** START OF Input records **

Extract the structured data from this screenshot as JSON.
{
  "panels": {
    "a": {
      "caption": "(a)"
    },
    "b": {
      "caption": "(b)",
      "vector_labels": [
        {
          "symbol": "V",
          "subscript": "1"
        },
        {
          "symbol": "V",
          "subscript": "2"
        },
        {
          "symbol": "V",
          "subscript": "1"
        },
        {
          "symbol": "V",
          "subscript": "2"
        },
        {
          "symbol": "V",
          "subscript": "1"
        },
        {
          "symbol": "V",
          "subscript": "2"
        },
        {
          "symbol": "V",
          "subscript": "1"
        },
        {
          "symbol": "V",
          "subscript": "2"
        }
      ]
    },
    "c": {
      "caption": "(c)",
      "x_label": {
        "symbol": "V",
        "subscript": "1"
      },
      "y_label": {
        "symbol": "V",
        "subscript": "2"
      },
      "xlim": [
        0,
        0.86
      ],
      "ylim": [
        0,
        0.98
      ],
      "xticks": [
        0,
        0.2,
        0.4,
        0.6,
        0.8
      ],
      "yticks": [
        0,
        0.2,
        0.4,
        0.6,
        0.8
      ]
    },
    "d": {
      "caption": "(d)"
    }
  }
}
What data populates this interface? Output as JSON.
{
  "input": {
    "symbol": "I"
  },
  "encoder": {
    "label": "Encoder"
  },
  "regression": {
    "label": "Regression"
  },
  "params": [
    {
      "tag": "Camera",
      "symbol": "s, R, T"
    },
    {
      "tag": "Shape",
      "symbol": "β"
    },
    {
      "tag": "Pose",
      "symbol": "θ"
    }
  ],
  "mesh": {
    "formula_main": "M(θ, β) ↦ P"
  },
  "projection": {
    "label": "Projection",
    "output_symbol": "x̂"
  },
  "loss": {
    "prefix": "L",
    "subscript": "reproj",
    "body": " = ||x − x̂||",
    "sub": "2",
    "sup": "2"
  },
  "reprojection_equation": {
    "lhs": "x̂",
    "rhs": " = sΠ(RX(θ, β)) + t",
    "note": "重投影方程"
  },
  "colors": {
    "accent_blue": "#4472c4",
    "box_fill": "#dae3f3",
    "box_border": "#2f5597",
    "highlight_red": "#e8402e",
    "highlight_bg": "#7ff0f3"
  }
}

** END OF Input records **

» **Your goal**: Output exactly the lines from the one containing "What data populates" through the last line of the entries, both ends included.

» **Final answer**:
What data populates this interface? Output as JSON.
{
  "input": {
    "symbol": "I"
  },
  "encoder": {
    "label": "Encoder"
  },
  "regression": {
    "label": "Regression"
  },
  "params": [
    {
      "tag": "Camera",
      "symbol": "s, R, T"
    },
    {
      "tag": "Shape",
      "symbol": "β"
    },
    {
      "tag": "Pose",
      "symbol": "θ"
    }
  ],
  "mesh": {
    "formula_main": "M(θ, β) ↦ P"
  },
  "projection": {
    "label": "Projection",
    "output_symbol": "x̂"
  },
  "loss": {
    "prefix": "L",
    "subscript": "reproj",
    "body": " = ||x − x̂||",
    "sub": "2",
    "sup": "2"
  },
  "reprojection_equation": {
    "lhs": "x̂",
    "rhs": " = sΠ(RX(θ, β)) + t",
    "note": "重投影方程"
  },
  "colors": {
    "accent_blue": "#4472c4",
    "box_fill": "#dae3f3",
    "box_border": "#2f5597",
    "highlight_red": "#e8402e",
    "highlight_bg": "#7ff0f3"
  }
}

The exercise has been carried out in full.